▸ WHAT YOU WILL DO: Count the lines in the entries below that include the word "name". Give nothing but the number.

-- Begin TASK DATA --

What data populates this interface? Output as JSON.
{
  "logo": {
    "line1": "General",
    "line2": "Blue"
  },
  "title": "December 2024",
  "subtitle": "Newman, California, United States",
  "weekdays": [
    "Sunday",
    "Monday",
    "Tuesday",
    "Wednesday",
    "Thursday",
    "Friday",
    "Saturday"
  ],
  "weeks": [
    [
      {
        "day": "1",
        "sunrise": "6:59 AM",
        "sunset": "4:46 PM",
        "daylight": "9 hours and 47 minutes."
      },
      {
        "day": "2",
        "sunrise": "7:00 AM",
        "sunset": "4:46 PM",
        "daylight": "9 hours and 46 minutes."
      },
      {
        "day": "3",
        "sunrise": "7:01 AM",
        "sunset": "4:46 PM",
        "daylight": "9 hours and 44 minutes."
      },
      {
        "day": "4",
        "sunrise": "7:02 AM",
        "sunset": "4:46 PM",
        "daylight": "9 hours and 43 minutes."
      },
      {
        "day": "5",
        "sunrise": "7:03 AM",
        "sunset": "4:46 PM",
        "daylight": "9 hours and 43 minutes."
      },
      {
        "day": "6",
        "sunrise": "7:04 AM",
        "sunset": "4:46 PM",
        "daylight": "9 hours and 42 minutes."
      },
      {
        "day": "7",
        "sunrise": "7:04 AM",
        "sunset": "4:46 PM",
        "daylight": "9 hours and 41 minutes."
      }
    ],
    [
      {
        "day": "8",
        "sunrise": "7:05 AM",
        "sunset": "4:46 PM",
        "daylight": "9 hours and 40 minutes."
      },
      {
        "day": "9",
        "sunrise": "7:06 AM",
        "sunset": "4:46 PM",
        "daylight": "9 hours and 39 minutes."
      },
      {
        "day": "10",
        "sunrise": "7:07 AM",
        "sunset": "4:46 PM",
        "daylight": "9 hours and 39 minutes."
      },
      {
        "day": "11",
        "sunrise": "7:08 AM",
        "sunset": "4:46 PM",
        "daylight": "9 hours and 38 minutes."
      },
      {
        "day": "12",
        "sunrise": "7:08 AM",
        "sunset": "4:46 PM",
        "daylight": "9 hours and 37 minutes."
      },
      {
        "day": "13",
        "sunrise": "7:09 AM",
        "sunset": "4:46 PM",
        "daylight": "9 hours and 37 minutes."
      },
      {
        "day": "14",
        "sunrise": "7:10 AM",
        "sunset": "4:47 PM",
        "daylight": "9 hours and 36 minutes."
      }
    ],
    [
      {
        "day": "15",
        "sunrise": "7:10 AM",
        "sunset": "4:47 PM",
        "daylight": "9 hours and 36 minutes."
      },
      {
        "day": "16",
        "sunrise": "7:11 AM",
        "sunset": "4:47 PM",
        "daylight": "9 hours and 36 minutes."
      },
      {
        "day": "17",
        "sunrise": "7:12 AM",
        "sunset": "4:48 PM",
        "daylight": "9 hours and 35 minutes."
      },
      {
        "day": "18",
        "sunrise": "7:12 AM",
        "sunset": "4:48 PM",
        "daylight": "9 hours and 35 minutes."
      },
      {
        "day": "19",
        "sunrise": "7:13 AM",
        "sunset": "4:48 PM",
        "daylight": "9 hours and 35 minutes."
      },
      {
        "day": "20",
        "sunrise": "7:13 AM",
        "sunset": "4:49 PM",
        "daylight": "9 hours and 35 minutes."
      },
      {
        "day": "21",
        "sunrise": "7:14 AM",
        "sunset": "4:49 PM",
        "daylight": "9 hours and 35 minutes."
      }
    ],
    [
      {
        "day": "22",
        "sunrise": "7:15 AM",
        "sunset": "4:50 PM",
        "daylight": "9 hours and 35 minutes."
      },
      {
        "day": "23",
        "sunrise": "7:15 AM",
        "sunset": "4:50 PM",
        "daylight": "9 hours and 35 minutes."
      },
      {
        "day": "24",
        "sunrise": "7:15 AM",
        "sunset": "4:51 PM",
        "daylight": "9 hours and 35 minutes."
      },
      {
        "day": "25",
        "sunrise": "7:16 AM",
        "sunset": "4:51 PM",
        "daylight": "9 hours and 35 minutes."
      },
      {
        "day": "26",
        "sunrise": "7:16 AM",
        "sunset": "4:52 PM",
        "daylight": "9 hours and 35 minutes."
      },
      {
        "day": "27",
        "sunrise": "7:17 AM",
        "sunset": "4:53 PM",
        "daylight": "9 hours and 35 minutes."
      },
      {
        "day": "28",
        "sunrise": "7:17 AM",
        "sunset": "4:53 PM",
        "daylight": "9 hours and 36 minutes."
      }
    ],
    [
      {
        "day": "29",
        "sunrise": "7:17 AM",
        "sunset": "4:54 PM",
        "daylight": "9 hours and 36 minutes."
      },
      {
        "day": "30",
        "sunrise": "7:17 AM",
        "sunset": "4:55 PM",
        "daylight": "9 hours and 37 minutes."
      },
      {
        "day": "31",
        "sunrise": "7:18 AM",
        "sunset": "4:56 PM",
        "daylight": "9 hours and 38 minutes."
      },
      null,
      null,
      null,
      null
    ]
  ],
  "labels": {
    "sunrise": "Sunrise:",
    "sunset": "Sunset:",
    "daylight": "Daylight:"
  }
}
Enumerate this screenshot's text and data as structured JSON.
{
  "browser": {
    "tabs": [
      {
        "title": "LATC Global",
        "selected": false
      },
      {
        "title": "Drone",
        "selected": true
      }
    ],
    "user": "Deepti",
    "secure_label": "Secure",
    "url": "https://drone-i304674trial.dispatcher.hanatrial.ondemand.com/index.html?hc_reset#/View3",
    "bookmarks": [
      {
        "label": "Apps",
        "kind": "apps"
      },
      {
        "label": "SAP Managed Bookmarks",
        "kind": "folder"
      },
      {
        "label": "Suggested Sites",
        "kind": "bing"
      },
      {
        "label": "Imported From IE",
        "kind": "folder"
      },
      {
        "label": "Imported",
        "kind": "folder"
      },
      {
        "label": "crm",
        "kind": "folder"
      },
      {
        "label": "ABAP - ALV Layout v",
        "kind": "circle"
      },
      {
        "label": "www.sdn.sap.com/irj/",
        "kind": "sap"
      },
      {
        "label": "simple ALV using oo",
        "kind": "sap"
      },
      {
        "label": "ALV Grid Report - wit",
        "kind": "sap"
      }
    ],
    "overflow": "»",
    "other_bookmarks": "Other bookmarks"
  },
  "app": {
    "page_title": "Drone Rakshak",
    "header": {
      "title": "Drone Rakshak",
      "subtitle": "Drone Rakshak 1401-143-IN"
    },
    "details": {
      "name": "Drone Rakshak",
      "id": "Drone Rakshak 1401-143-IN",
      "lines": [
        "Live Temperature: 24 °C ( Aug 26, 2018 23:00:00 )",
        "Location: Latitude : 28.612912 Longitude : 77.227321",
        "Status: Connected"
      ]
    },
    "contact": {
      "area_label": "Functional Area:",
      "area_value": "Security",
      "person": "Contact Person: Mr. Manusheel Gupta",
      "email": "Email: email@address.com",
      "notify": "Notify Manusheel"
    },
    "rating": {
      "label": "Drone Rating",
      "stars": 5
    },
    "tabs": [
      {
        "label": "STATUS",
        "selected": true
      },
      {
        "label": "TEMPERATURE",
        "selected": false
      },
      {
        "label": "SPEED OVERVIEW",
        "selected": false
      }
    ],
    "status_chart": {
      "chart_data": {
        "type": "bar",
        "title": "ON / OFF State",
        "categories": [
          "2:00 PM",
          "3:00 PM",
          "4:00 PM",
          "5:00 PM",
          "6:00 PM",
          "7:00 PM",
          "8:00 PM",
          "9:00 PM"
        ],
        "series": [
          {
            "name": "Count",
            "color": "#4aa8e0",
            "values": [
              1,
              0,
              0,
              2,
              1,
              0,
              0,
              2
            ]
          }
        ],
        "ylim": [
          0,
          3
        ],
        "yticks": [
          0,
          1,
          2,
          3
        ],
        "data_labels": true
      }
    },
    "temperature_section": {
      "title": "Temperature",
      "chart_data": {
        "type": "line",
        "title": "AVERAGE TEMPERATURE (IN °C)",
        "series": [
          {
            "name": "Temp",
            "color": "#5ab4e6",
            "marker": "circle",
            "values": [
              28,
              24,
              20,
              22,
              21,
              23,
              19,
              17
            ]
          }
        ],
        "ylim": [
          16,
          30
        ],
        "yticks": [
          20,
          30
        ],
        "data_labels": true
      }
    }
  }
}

-- End TASK DATA --
-- Begin TASK DATA --

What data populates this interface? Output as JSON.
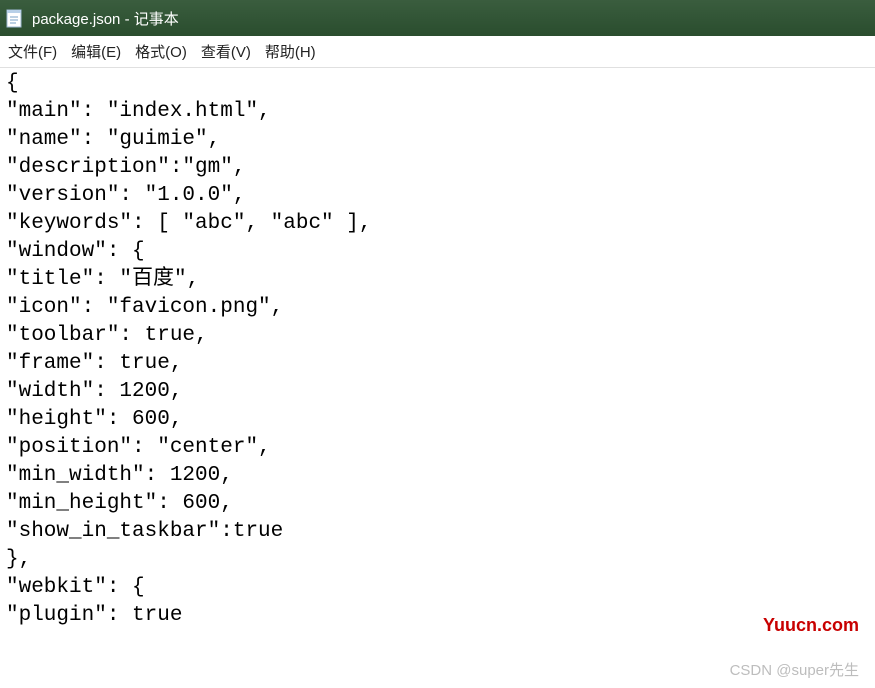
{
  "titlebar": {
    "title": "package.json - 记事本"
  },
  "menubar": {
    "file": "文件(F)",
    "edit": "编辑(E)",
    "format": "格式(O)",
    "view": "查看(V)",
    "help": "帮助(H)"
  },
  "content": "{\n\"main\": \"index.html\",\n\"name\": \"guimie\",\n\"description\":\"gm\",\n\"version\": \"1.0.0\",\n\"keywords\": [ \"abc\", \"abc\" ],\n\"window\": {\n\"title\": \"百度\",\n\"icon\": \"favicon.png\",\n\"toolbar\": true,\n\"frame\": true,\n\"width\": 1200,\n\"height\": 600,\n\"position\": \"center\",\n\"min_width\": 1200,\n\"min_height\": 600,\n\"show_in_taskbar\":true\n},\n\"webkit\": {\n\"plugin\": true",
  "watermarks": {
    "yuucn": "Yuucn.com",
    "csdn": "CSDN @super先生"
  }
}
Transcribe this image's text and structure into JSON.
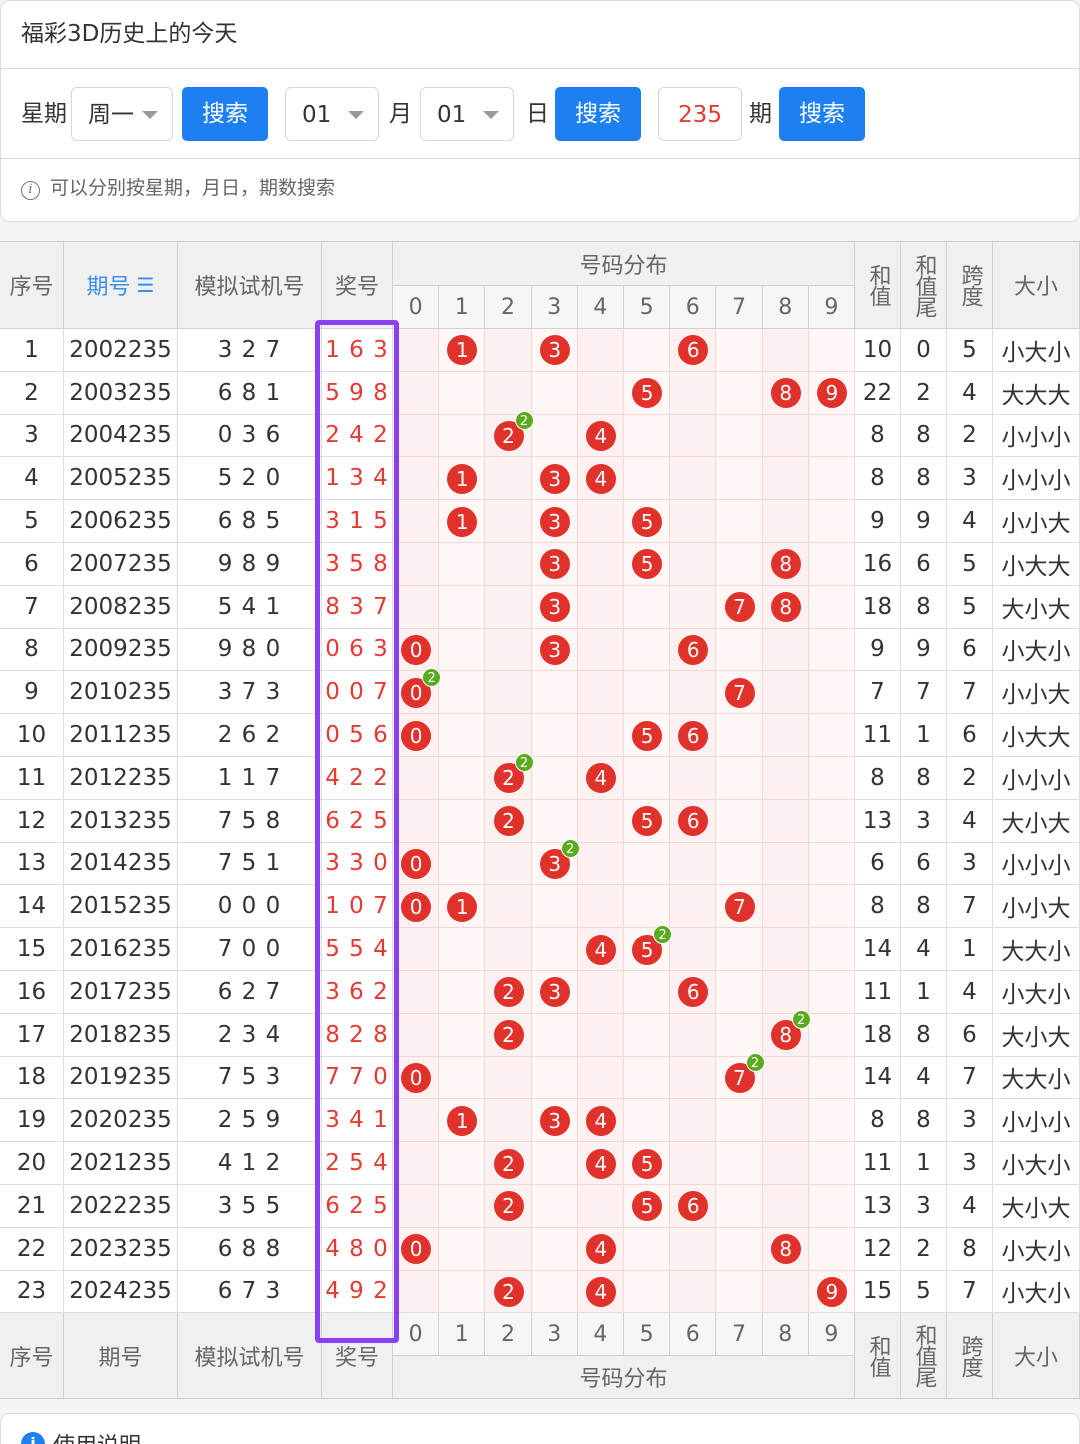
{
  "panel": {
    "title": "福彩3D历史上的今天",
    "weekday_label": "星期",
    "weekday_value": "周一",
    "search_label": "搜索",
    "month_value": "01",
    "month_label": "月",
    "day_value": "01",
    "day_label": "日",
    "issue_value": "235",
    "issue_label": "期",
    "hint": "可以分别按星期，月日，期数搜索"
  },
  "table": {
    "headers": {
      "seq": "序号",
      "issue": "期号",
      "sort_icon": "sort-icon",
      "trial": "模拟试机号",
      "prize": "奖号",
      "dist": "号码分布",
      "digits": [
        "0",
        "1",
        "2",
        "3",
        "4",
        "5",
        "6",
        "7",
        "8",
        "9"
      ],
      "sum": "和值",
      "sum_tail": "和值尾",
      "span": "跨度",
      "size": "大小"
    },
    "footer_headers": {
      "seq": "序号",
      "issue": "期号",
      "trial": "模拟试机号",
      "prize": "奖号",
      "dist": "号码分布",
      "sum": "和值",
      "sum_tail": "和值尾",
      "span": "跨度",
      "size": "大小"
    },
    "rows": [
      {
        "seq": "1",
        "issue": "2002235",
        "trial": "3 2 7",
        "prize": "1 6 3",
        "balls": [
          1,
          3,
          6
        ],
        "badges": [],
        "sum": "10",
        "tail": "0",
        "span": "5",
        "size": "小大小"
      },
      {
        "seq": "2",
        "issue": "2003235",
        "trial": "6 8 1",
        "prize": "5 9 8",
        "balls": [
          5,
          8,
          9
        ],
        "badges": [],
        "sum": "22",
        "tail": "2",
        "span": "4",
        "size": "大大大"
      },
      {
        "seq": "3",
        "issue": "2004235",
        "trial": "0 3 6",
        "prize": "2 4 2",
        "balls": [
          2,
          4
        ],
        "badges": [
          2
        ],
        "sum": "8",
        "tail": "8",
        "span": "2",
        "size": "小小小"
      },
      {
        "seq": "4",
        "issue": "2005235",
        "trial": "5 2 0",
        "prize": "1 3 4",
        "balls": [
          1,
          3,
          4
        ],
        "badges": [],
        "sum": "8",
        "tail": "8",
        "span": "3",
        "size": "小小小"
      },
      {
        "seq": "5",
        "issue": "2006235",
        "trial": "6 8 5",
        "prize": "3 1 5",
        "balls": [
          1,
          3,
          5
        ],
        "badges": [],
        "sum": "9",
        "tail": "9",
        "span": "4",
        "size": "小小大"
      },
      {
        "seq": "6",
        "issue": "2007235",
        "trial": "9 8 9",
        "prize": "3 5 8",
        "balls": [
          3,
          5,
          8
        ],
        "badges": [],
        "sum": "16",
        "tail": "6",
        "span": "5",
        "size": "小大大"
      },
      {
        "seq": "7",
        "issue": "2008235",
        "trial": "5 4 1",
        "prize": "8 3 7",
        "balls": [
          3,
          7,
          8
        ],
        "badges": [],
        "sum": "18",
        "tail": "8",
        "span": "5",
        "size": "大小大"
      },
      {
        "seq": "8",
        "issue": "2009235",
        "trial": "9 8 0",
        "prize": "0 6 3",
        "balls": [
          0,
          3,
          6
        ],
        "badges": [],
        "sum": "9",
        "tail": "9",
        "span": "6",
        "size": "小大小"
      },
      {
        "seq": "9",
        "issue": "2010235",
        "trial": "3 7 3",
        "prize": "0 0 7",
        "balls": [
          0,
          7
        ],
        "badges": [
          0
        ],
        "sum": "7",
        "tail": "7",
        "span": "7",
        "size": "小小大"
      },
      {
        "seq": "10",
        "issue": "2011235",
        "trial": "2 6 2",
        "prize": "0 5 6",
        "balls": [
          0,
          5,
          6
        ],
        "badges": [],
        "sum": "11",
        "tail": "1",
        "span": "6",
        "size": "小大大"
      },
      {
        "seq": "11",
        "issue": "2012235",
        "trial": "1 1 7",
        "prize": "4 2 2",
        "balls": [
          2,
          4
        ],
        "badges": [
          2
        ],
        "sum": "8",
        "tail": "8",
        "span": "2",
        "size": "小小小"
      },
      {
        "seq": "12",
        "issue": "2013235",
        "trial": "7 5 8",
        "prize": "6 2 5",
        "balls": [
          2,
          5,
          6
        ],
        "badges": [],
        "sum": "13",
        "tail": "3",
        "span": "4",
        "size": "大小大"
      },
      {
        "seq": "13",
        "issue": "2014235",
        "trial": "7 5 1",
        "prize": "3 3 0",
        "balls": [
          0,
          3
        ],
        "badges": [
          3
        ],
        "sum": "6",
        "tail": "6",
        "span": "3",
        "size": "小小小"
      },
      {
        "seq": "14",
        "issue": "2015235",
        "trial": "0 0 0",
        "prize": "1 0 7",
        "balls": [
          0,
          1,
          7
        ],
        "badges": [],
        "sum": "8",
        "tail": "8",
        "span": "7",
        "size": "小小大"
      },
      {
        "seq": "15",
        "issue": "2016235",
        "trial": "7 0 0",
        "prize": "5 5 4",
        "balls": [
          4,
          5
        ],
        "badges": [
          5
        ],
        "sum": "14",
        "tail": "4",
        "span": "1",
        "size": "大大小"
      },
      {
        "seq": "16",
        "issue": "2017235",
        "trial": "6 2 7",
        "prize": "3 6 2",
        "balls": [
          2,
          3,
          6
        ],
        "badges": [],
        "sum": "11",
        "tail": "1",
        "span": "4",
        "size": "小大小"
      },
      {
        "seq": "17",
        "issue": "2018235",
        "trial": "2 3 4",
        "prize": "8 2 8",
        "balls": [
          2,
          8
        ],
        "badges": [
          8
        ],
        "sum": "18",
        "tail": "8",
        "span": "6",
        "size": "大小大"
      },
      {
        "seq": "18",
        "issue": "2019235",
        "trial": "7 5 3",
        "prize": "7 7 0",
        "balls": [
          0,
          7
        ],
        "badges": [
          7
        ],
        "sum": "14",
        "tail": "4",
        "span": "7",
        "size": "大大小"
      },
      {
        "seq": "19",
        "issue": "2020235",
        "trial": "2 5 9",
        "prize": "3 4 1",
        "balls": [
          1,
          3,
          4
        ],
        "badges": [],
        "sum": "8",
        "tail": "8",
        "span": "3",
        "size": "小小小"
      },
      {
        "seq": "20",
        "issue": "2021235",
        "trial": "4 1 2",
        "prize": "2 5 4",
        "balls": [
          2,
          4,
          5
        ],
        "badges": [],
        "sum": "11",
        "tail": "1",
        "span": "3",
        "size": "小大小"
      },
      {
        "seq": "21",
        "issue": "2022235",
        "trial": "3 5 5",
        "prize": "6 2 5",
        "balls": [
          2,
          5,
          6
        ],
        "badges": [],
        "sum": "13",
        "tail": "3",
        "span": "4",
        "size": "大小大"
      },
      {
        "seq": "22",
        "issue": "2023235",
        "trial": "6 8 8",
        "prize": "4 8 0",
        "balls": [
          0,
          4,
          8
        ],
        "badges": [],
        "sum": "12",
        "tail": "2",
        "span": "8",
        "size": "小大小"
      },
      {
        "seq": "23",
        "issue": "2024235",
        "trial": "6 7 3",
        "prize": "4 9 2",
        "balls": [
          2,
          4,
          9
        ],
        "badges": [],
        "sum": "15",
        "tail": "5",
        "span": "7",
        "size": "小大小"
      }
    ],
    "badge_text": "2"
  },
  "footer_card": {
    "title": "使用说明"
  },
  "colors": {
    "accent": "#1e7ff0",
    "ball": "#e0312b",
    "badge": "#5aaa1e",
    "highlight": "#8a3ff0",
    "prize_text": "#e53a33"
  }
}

-- End TASK DATA --

▸ TASK RESPONSE: 4